= Entries supplied =
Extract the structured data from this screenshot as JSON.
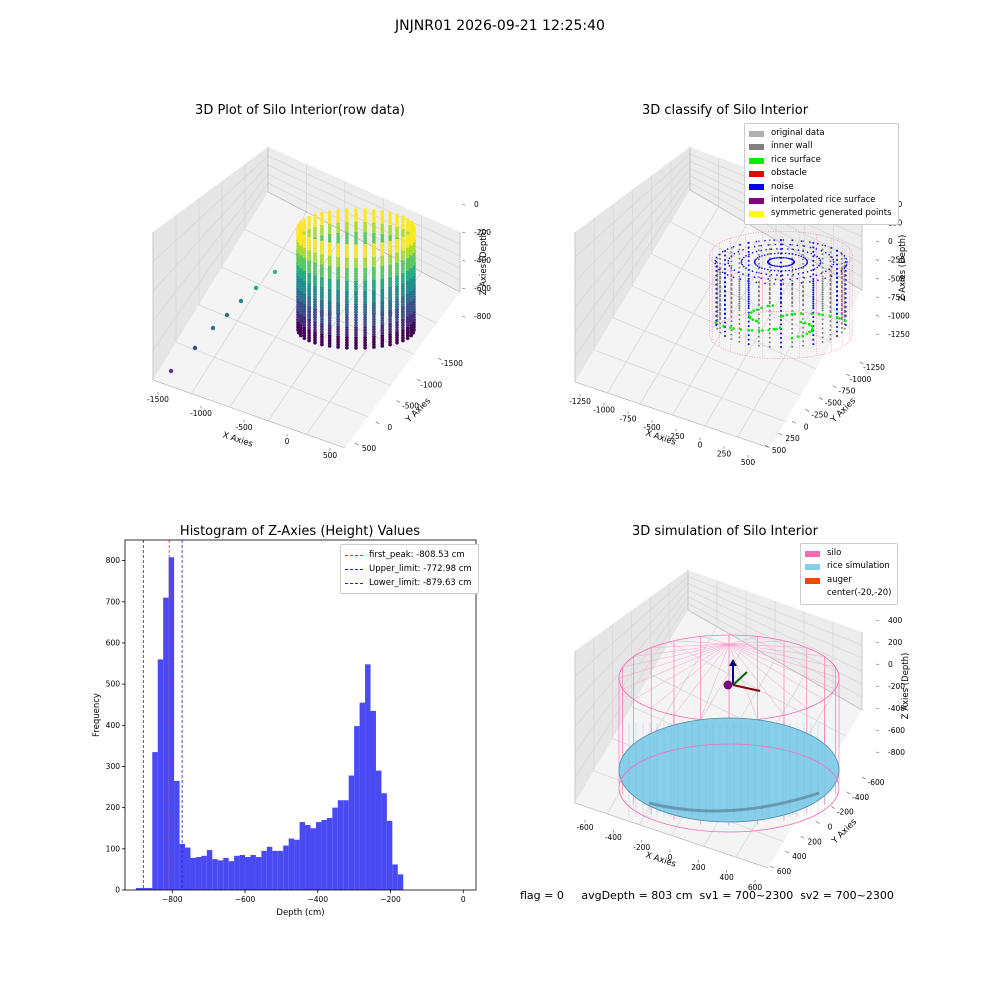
{
  "suptitle": "JNJNR01 2026-09-21 12:25:40",
  "status_line": "flag = 0     avgDepth = 803 cm  sv1 = 700~2300  sv2 = 700~2300",
  "colors": {
    "hist_bar": "#4a4af5",
    "peak_line": "#e03030",
    "limit_line": "#2020d0",
    "pane": "#f2f2f2",
    "grid": "#d8d8d8"
  },
  "chart_data": [
    {
      "type": "scatter",
      "title": "3D Plot of Silo Interior(row data)",
      "xlabel": "X Axies",
      "ylabel": "Y Axies",
      "zlabel": "Z Axies (Depth)",
      "x_ticks": [
        "-1500",
        "-1000",
        "-500",
        "0",
        "500"
      ],
      "y_ticks": [
        "500",
        "0",
        "-500",
        "-1000",
        "-1500"
      ],
      "z_ticks": [
        "0",
        "-200",
        "-400",
        "-600",
        "-800"
      ],
      "xlim": [
        -1600,
        600
      ],
      "ylim": [
        -1600,
        600
      ],
      "zlim": [
        -900,
        0
      ],
      "colormap": "viridis"
    },
    {
      "type": "scatter",
      "title": "3D classify of Silo Interior",
      "xlabel": "X Axies",
      "ylabel": "Y Axies",
      "zlabel": "Z Axies (Depth)",
      "x_ticks": [
        "-1250",
        "-1000",
        "-750",
        "-500",
        "-250",
        "0",
        "250",
        "500"
      ],
      "y_ticks": [
        "500",
        "250",
        "0",
        "-250",
        "-500",
        "-750",
        "-1000",
        "-1250"
      ],
      "z_ticks": [
        "500",
        "250",
        "0",
        "-250",
        "-500",
        "-750",
        "-1000",
        "-1250"
      ],
      "legend": [
        {
          "label": "original data",
          "color": "#b0b0b0"
        },
        {
          "label": "inner wall",
          "color": "#808080"
        },
        {
          "label": "rice surface",
          "color": "#00ee00"
        },
        {
          "label": "obstacle",
          "color": "#ee0000"
        },
        {
          "label": "noise",
          "color": "#0000ee"
        },
        {
          "label": "interpolated rice surface",
          "color": "#800080"
        },
        {
          "label": "symmetric generated points",
          "color": "#ffff00"
        }
      ]
    },
    {
      "type": "bar",
      "title": "Histogram of Z-Axies (Height) Values",
      "xlabel": "Depth (cm)",
      "ylabel": "Frequency",
      "xlim": [
        -930,
        35
      ],
      "ylim": [
        0,
        850
      ],
      "x_ticks": [
        -800,
        -600,
        -400,
        -200,
        0
      ],
      "y_ticks": [
        0,
        100,
        200,
        300,
        400,
        500,
        600,
        700,
        800
      ],
      "bin_start": -900,
      "bin_width": 15,
      "values": [
        5,
        5,
        5,
        335,
        560,
        710,
        808,
        265,
        112,
        103,
        78,
        80,
        83,
        97,
        75,
        72,
        78,
        70,
        83,
        85,
        80,
        85,
        80,
        95,
        105,
        95,
        95,
        108,
        125,
        122,
        165,
        158,
        150,
        165,
        170,
        175,
        200,
        218,
        218,
        278,
        398,
        455,
        548,
        435,
        290,
        235,
        168,
        62,
        38
      ],
      "vlines": [
        {
          "label": "first_peak: -808.53 cm",
          "x": -808.53,
          "style": "peak"
        },
        {
          "label": "Upper_limit: -772.98 cm",
          "x": -772.98,
          "style": "limit"
        },
        {
          "label": "Lower_limit: -879.63 cm",
          "x": -879.63,
          "style": "limit"
        }
      ]
    },
    {
      "type": "surface",
      "title": "3D simulation of Silo Interior",
      "xlabel": "X Axies",
      "ylabel": "Y Axies",
      "zlabel": "Z Axies (Depth)",
      "x_ticks": [
        "-600",
        "-400",
        "-200",
        "0",
        "200",
        "400",
        "600"
      ],
      "y_ticks": [
        "600",
        "400",
        "200",
        "0",
        "-200",
        "-400",
        "-600"
      ],
      "z_ticks": [
        "400",
        "200",
        "0",
        "-200",
        "-400",
        "-600",
        "-800"
      ],
      "legend": [
        {
          "label": "silo",
          "color": "#ff69b4"
        },
        {
          "label": "rice simulation",
          "color": "#87ceeb"
        },
        {
          "label": "auger",
          "color": "#ff4500"
        },
        {
          "label": "center(-20,-20)",
          "color": ""
        }
      ]
    }
  ]
}
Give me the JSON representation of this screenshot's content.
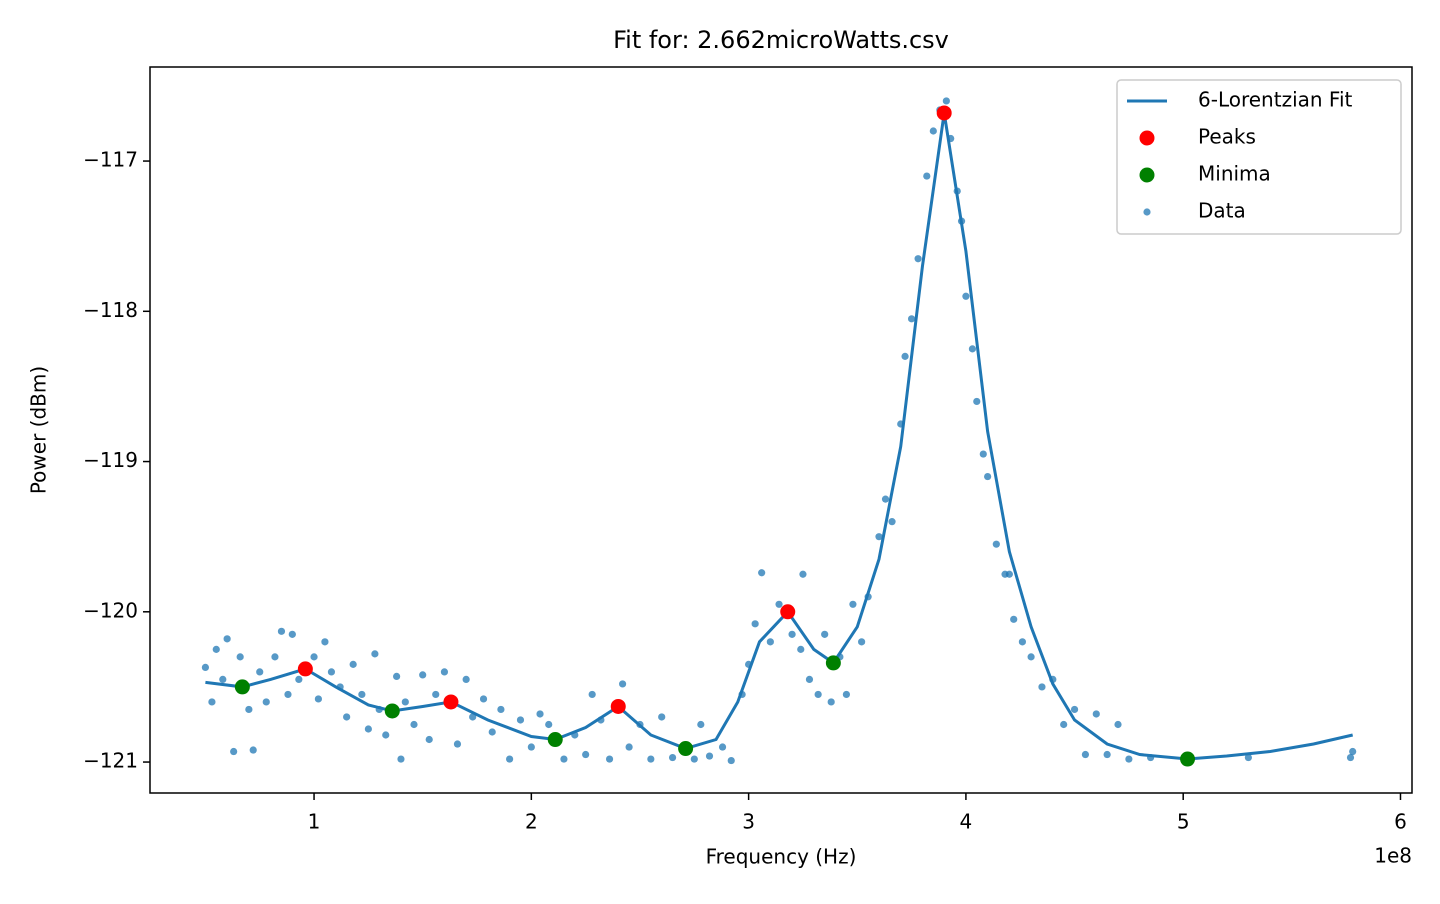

= Set problem =
Write out all the records again, exactly, minus any pictures.

= Completed exercise =
Extract the structured data from this screenshot as JSON.
{
  "suptitle": "JNJNR01 2026-09-21 12:25:40",
  "status_line": "flag = 0     avgDepth = 803 cm  sv1 = 700~2300  sv2 = 700~2300",
  "colors": {
    "hist_bar": "#4a4af5",
    "peak_line": "#e03030",
    "limit_line": "#2020d0",
    "pane": "#f2f2f2",
    "grid": "#d8d8d8"
  },
  "chart_data": [
    {
      "type": "scatter",
      "title": "3D Plot of Silo Interior(row data)",
      "xlabel": "X Axies",
      "ylabel": "Y Axies",
      "zlabel": "Z Axies (Depth)",
      "x_ticks": [
        "-1500",
        "-1000",
        "-500",
        "0",
        "500"
      ],
      "y_ticks": [
        "500",
        "0",
        "-500",
        "-1000",
        "-1500"
      ],
      "z_ticks": [
        "0",
        "-200",
        "-400",
        "-600",
        "-800"
      ],
      "xlim": [
        -1600,
        600
      ],
      "ylim": [
        -1600,
        600
      ],
      "zlim": [
        -900,
        0
      ],
      "colormap": "viridis"
    },
    {
      "type": "scatter",
      "title": "3D classify of Silo Interior",
      "xlabel": "X Axies",
      "ylabel": "Y Axies",
      "zlabel": "Z Axies (Depth)",
      "x_ticks": [
        "-1250",
        "-1000",
        "-750",
        "-500",
        "-250",
        "0",
        "250",
        "500"
      ],
      "y_ticks": [
        "500",
        "250",
        "0",
        "-250",
        "-500",
        "-750",
        "-1000",
        "-1250"
      ],
      "z_ticks": [
        "500",
        "250",
        "0",
        "-250",
        "-500",
        "-750",
        "-1000",
        "-1250"
      ],
      "legend": [
        {
          "label": "original data",
          "color": "#b0b0b0"
        },
        {
          "label": "inner wall",
          "color": "#808080"
        },
        {
          "label": "rice surface",
          "color": "#00ee00"
        },
        {
          "label": "obstacle",
          "color": "#ee0000"
        },
        {
          "label": "noise",
          "color": "#0000ee"
        },
        {
          "label": "interpolated rice surface",
          "color": "#800080"
        },
        {
          "label": "symmetric generated points",
          "color": "#ffff00"
        }
      ]
    },
    {
      "type": "bar",
      "title": "Histogram of Z-Axies (Height) Values",
      "xlabel": "Depth (cm)",
      "ylabel": "Frequency",
      "xlim": [
        -930,
        35
      ],
      "ylim": [
        0,
        850
      ],
      "x_ticks": [
        -800,
        -600,
        -400,
        -200,
        0
      ],
      "y_ticks": [
        0,
        100,
        200,
        300,
        400,
        500,
        600,
        700,
        800
      ],
      "bin_start": -900,
      "bin_width": 15,
      "values": [
        5,
        5,
        5,
        335,
        560,
        710,
        808,
        265,
        112,
        103,
        78,
        80,
        83,
        97,
        75,
        72,
        78,
        70,
        83,
        85,
        80,
        85,
        80,
        95,
        105,
        95,
        95,
        108,
        125,
        122,
        165,
        158,
        150,
        165,
        170,
        175,
        200,
        218,
        218,
        278,
        398,
        455,
        548,
        435,
        290,
        235,
        168,
        62,
        38
      ],
      "vlines": [
        {
          "label": "first_peak: -808.53 cm",
          "x": -808.53,
          "style": "peak"
        },
        {
          "label": "Upper_limit: -772.98 cm",
          "x": -772.98,
          "style": "limit"
        },
        {
          "label": "Lower_limit: -879.63 cm",
          "x": -879.63,
          "style": "limit"
        }
      ]
    },
    {
      "type": "surface",
      "title": "3D simulation of Silo Interior",
      "xlabel": "X Axies",
      "ylabel": "Y Axies",
      "zlabel": "Z Axies (Depth)",
      "x_ticks": [
        "-600",
        "-400",
        "-200",
        "0",
        "200",
        "400",
        "600"
      ],
      "y_ticks": [
        "600",
        "400",
        "200",
        "0",
        "-200",
        "-400",
        "-600"
      ],
      "z_ticks": [
        "400",
        "200",
        "0",
        "-200",
        "-400",
        "-600",
        "-800"
      ],
      "legend": [
        {
          "label": "silo",
          "color": "#ff69b4"
        },
        {
          "label": "rice simulation",
          "color": "#87ceeb"
        },
        {
          "label": "auger",
          "color": "#ff4500"
        },
        {
          "label": "center(-20,-20)",
          "color": ""
        }
      ]
    }
  ]
}
Give me the JSON representation of this screenshot's content.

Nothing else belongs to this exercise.